- [EXERCISE BRIEF]: Count the lines below that contain "title". Give only the number.

- [MATERIALS PROVIDED]:
******

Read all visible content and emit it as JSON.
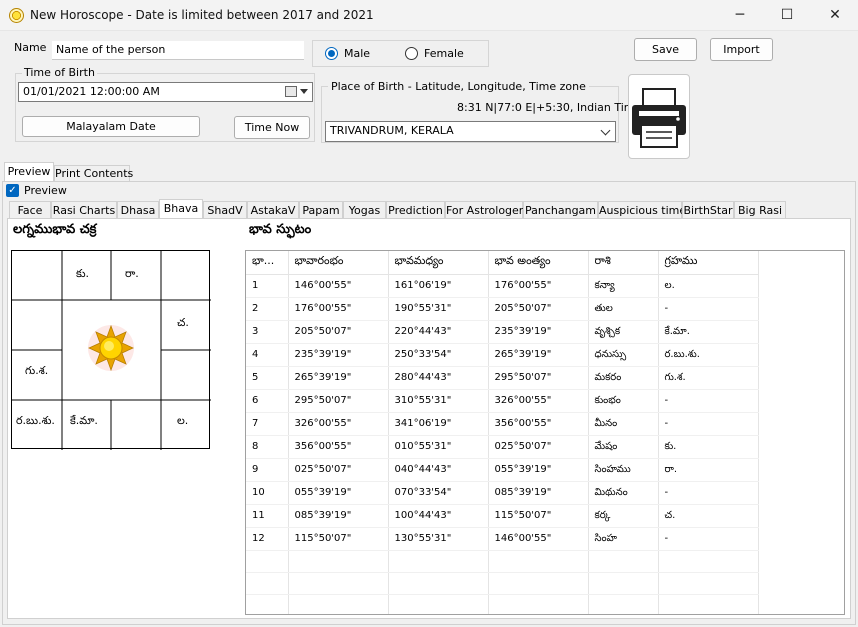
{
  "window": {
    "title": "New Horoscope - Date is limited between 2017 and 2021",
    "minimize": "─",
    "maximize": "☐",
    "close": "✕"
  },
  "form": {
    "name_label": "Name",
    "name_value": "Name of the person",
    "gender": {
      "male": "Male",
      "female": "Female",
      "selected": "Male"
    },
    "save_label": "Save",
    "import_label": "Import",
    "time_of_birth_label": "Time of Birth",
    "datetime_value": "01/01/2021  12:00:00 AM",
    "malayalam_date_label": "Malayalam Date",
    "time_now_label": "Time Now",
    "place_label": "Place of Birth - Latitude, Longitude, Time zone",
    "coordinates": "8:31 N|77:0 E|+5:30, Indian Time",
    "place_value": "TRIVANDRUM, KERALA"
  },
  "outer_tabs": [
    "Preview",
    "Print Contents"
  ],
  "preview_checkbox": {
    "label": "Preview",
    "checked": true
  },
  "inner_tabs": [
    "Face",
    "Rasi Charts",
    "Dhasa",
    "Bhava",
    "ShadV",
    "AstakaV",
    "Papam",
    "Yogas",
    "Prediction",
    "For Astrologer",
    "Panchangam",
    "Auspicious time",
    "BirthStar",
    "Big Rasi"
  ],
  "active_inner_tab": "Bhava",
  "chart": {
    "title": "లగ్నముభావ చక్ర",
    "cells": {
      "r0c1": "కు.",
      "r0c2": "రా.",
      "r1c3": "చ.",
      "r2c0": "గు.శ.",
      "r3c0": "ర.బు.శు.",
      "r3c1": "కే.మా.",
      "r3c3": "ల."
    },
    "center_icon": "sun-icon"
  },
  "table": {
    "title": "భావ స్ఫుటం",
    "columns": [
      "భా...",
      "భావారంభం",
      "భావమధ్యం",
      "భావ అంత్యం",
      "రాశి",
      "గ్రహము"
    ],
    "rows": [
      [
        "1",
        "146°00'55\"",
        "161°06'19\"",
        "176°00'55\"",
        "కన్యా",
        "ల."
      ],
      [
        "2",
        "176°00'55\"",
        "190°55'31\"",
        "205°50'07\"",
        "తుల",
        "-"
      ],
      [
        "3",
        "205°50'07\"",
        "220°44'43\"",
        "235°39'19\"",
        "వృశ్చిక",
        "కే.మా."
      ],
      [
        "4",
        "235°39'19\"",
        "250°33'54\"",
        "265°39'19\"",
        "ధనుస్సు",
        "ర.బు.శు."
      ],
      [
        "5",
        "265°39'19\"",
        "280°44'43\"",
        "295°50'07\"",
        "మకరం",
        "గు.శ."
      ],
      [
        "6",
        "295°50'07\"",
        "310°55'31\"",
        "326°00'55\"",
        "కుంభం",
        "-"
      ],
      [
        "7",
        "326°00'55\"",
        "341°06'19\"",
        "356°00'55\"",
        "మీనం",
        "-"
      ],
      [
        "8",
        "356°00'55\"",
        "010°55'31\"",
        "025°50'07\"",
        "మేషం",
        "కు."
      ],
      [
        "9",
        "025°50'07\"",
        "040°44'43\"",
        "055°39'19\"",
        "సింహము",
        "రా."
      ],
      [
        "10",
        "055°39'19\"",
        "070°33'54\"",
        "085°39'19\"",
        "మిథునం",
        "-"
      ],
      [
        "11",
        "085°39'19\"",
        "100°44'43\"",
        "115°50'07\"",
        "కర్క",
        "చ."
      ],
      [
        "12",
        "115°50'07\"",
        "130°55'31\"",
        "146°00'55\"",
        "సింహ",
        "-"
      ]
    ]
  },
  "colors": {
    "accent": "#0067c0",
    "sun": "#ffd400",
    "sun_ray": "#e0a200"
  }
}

******

- [SOLUTION BELOW]: 3